-------- MATERIAL --------
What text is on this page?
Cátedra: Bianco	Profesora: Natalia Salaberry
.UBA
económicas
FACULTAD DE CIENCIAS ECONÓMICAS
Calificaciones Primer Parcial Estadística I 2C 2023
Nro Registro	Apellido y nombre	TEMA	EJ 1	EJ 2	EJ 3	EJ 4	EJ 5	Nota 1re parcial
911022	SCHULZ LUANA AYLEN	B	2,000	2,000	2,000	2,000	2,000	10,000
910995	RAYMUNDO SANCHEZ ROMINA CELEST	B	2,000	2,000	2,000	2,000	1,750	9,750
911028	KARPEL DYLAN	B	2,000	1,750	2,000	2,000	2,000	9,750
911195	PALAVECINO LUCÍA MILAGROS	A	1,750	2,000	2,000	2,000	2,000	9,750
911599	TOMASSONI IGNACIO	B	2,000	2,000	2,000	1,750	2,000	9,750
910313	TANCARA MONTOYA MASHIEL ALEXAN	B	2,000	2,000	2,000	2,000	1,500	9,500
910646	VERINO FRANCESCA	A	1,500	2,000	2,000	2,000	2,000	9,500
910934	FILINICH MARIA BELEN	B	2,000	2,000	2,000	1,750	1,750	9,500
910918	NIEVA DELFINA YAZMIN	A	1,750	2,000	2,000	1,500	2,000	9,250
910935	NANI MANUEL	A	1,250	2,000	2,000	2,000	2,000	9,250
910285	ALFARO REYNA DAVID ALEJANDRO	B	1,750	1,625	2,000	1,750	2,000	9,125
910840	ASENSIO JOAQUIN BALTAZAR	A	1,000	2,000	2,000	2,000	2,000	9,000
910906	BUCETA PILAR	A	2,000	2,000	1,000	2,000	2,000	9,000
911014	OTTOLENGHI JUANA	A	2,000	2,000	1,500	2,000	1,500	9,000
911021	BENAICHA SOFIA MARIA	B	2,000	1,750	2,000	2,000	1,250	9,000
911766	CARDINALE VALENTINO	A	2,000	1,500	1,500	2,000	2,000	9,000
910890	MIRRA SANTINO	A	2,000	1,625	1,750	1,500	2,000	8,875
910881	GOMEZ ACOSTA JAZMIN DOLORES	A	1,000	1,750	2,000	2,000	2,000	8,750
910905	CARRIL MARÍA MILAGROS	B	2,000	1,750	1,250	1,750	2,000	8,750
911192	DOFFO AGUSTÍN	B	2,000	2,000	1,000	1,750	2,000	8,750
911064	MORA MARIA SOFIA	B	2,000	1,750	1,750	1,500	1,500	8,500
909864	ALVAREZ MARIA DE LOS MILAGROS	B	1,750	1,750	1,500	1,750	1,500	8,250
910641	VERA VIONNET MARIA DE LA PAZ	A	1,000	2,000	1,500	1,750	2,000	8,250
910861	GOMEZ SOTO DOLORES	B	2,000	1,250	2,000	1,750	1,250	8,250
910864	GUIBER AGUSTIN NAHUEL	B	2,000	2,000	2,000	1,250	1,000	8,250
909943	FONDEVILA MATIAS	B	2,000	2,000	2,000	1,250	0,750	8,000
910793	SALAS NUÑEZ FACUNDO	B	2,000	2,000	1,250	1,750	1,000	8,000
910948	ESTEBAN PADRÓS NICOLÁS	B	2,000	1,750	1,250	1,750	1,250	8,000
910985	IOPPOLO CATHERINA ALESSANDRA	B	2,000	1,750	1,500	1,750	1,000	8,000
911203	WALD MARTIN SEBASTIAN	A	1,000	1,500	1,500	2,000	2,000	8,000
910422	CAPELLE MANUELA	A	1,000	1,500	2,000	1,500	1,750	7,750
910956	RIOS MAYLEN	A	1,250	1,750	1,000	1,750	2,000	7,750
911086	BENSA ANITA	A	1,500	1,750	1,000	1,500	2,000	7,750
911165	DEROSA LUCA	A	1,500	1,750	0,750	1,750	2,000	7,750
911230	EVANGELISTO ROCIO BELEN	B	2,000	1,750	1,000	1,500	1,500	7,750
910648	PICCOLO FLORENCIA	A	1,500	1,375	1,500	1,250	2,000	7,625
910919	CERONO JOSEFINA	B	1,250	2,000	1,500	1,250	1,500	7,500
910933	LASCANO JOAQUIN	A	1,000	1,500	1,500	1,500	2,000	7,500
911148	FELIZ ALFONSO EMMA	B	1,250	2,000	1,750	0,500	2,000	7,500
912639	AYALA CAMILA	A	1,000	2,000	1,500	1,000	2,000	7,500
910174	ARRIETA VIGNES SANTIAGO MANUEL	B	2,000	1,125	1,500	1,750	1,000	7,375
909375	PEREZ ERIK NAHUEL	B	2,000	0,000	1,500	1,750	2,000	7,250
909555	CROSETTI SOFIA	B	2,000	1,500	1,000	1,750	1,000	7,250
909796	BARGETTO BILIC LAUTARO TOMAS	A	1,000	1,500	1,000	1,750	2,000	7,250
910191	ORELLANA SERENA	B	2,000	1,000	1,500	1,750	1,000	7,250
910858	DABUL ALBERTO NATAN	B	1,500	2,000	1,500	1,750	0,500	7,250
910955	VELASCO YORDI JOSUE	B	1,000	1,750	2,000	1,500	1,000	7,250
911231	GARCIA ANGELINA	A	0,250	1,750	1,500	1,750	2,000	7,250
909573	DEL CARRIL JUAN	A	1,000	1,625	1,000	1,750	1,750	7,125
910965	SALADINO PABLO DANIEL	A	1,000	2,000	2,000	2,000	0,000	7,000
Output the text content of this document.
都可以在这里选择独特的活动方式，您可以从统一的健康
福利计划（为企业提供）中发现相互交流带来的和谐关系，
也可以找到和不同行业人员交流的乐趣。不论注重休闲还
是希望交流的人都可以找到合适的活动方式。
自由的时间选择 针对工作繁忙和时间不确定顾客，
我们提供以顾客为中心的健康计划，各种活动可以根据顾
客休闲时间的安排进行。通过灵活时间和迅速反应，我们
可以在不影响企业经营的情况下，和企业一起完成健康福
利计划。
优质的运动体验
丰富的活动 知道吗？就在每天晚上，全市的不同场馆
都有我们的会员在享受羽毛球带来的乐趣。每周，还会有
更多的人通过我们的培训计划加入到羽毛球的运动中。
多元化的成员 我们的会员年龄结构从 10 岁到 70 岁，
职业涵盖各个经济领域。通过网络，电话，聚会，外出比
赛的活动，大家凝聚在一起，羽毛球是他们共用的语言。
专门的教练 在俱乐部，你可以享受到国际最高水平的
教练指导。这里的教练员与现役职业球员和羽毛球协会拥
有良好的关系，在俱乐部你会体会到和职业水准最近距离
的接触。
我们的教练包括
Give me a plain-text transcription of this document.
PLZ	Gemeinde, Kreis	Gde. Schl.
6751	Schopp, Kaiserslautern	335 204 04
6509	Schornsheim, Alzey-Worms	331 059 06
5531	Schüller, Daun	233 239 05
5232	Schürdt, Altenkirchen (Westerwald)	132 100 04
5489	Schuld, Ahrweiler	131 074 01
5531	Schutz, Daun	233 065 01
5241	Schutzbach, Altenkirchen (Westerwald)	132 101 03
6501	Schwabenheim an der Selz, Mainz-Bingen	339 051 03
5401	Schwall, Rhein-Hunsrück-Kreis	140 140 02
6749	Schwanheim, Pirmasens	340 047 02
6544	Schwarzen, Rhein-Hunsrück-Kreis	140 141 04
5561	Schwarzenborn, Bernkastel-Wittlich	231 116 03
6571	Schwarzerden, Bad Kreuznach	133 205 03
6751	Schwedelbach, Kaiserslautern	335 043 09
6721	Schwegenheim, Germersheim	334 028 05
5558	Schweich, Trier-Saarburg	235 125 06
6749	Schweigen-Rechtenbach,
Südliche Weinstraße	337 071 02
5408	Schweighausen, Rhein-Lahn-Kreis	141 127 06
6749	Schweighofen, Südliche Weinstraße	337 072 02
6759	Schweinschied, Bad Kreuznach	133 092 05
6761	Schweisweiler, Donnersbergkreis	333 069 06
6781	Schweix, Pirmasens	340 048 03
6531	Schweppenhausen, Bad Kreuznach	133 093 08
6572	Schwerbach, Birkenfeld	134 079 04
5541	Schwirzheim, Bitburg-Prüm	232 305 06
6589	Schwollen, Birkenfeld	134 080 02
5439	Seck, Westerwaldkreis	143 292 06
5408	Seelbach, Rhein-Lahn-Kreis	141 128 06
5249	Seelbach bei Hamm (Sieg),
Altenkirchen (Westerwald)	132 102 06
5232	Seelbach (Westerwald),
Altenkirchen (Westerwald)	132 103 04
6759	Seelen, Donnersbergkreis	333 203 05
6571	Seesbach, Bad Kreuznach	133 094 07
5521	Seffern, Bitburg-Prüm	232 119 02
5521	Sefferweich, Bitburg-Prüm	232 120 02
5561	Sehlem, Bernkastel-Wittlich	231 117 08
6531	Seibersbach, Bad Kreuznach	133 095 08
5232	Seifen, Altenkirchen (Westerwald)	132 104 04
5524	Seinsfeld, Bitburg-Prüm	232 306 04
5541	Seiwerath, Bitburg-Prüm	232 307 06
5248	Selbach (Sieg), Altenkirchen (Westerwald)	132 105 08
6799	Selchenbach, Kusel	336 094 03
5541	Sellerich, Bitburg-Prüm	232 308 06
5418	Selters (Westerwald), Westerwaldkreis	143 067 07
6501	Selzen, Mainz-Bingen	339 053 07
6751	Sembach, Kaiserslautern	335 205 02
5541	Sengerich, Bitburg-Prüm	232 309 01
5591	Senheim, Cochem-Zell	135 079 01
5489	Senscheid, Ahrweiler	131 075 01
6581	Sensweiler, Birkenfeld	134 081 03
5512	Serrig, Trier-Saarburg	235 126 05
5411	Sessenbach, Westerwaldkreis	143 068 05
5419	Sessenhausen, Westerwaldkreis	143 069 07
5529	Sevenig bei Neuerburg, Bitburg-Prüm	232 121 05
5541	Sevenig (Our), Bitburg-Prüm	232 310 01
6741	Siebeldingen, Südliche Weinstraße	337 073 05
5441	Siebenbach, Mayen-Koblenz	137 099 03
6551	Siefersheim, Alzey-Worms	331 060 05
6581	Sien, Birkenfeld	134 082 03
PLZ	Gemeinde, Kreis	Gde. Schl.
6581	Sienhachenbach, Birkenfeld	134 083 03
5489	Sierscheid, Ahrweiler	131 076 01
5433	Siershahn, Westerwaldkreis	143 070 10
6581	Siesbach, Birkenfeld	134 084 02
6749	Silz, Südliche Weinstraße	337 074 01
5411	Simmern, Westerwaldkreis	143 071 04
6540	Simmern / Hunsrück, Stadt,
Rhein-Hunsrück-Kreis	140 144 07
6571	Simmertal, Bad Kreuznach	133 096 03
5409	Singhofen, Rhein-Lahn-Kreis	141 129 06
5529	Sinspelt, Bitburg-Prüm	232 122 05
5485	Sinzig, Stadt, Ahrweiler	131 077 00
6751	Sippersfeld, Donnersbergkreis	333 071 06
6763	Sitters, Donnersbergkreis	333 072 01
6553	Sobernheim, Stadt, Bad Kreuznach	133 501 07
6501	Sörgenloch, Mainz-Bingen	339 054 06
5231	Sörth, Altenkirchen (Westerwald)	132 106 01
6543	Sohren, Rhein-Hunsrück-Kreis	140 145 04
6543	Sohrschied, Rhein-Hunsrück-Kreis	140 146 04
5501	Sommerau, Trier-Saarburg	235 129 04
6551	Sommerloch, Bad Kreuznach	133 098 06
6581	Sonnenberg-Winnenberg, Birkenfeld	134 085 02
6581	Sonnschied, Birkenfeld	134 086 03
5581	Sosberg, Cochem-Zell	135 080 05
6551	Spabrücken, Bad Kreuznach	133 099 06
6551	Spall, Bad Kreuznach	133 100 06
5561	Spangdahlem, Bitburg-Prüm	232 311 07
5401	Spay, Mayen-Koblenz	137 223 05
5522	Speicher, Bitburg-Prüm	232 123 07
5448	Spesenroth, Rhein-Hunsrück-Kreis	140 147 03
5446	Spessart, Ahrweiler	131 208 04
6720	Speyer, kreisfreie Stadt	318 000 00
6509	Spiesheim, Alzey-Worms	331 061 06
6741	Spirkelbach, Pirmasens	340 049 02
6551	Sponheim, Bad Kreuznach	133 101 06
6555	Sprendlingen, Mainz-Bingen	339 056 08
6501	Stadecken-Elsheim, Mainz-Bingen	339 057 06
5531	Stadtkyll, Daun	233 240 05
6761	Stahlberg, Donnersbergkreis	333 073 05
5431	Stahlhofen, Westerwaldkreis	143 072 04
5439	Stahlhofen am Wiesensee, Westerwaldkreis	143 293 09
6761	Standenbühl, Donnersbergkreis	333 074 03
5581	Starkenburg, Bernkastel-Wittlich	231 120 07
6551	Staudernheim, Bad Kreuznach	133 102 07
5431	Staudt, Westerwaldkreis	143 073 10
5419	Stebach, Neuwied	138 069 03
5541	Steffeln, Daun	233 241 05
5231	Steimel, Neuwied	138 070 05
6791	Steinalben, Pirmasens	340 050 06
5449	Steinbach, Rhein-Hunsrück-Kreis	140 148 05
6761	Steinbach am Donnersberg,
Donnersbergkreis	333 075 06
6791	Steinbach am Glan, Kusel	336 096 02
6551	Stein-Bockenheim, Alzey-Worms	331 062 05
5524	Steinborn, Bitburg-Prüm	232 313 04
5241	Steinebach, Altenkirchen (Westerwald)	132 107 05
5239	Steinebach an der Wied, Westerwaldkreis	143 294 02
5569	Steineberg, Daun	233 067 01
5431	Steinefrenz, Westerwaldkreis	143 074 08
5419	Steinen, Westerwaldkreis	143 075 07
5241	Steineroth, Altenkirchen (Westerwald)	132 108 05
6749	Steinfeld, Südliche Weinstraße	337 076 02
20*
--------
● PROBLEM STATEMENT: Gather each line from the listing above that holds "Daun".

● EXERCISE SOLUTION:
5531	Schüller, Daun	233 239 05
5531	Schutz, Daun	233 065 01
5531	Stadtkyll, Daun	233 240 05
5541	Steffeln, Daun	233 241 05
5569	Steineberg, Daun	233 067 01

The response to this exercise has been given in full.